> **TEXT SEGMENT**:
* * * * * * *

AI Industry Horrified To Face Largest Copyright Class Action Ever Certified (arstechnica.com) 187

An anonymous reader quotes a report from Ars Technica: AI industry groups are urging an appeals court to block what they say is the largest copyright class action ever certified. They've warned that a single lawsuit raised by three authors over Anthropic's AI training now threatens to "financially ruin" the entire AI industry if up to 7 million claimants end up joining the litigation and forcing a settlement. Last week, Anthropic petitioned (PDF) to appeal the class certification, urging the court to weigh questions that the district court judge, William Alsup, seemingly did not. Alsup allegedly failed to conduct a "rigorous analysis" of the potential class and instead based his judgment on his "50 years" of experience, Anthropic said.

If the appeals court denies the petition, Anthropic argued, the emerging company may be doomed. As Anthropic argued, it now "faces hundreds of billions of dollars in potential damages liability at trial in four months" based on a class certification rushed at "warp speed" that involves "up to seven million potential claimants, whose works span a century of publishing history," each possibly triggering a $150,000 fine. Confronted with such extreme potential damages, Anthropic may lose its rights to raise valid defenses of its AI training, deciding it would be more prudent to settle, the company argued. And that could set an alarming precedent, considering all the other lawsuits generative AI (GenAI) companies face over training on copyrighted materials, Anthropic argued. "One district court's errors should not be allowed to decide the fate of a transformational GenAI company like Anthropic or so heavily influence the future of the GenAI industry generally," Anthropic wrote. "This Court can and should intervene now."

* * * * * * *

> **EXTRACTED RECORDS**:
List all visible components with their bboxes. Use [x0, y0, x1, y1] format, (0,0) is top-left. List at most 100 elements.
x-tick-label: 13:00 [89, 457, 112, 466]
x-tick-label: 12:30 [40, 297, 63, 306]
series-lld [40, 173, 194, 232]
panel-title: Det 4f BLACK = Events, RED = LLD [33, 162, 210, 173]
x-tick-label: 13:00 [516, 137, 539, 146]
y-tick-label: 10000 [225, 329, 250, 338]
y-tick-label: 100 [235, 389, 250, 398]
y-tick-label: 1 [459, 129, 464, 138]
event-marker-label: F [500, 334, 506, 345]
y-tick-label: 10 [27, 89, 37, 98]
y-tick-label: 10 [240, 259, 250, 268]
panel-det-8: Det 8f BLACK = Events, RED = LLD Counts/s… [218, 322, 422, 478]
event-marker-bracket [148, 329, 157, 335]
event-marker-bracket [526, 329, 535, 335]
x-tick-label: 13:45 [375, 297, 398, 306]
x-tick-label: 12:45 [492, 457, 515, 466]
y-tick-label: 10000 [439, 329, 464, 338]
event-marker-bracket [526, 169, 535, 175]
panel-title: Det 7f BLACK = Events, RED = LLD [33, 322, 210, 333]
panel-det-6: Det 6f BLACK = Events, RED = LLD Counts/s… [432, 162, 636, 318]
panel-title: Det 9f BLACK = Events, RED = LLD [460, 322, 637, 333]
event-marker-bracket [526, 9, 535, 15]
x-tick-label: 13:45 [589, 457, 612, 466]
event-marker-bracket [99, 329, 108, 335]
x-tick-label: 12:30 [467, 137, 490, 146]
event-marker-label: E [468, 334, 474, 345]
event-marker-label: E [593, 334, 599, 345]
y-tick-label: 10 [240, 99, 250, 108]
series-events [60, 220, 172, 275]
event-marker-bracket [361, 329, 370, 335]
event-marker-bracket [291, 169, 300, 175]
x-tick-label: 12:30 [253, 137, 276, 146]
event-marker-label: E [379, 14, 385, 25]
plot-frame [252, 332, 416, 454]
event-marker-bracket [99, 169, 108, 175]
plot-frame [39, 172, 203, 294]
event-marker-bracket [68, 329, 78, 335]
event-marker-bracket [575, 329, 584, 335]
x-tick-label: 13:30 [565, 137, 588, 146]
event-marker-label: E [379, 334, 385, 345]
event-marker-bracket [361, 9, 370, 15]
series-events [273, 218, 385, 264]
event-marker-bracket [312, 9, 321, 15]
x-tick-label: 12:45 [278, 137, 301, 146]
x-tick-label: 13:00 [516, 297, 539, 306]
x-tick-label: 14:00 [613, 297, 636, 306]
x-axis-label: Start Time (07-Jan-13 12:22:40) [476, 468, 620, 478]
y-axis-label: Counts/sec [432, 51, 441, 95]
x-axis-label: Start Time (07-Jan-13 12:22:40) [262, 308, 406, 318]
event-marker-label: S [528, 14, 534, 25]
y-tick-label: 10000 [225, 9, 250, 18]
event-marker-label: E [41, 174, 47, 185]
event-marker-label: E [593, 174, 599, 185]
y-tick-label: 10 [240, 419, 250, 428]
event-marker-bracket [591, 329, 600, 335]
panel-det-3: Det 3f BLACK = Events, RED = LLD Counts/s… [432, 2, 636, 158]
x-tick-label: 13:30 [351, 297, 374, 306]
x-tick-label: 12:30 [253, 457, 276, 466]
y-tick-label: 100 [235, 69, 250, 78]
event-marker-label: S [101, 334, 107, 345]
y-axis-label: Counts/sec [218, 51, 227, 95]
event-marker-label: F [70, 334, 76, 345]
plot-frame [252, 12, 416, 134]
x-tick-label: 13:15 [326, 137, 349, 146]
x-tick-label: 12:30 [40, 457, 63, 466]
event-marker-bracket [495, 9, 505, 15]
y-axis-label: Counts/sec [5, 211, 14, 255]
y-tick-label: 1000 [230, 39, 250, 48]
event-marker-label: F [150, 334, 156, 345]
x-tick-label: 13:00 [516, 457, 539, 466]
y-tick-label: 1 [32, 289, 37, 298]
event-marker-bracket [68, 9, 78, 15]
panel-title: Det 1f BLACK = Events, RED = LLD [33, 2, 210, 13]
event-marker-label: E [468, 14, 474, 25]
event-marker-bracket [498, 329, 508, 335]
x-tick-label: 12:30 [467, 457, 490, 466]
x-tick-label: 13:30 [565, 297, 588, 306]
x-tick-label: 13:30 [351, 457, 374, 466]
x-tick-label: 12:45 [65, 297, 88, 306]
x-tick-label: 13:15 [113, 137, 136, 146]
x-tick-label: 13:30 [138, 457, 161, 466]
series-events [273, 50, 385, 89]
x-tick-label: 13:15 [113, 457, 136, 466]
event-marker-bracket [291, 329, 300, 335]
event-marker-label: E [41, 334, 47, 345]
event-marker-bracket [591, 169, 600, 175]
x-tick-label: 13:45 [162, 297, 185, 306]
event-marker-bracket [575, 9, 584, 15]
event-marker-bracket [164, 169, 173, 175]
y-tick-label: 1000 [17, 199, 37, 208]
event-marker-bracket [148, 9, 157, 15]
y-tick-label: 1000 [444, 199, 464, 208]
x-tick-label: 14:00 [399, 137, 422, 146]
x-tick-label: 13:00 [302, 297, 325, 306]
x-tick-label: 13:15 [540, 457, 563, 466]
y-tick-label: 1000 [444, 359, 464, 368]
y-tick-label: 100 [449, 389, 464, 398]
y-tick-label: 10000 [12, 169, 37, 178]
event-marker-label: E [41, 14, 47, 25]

* * * * * * *

> **WHAT THIS TASK INVOLVES**: Could you turn the paragraph beginning "If the appeals court denies the petition" in the report on the Anthropic class action into a short bulleted list that keeps its main facts?

> **WRITTEN ANSWER**:
- Anthropic argued that the company may be doomed if the appeals court denies its petition.
- It says it faces hundreds of billions of dollars in potential damages at trial in four months. Those damages would stem from a class certification rushed at "warp speed."
- The class could include up to seven million claimants whose works span a century of publishing history. Each could trigger a $150,000 fine.
- Facing such damages, Anthropic may decide to settle rather than raise valid defenses of its AI training.
- That could set an alarming precedent, given the other lawsuits GenAI companies face over training on copyrighted materials.
- Anthropic wrote that one district court's errors should not decide its fate or heavily influence the GenAI industry's future. It urged the appeals court to intervene now.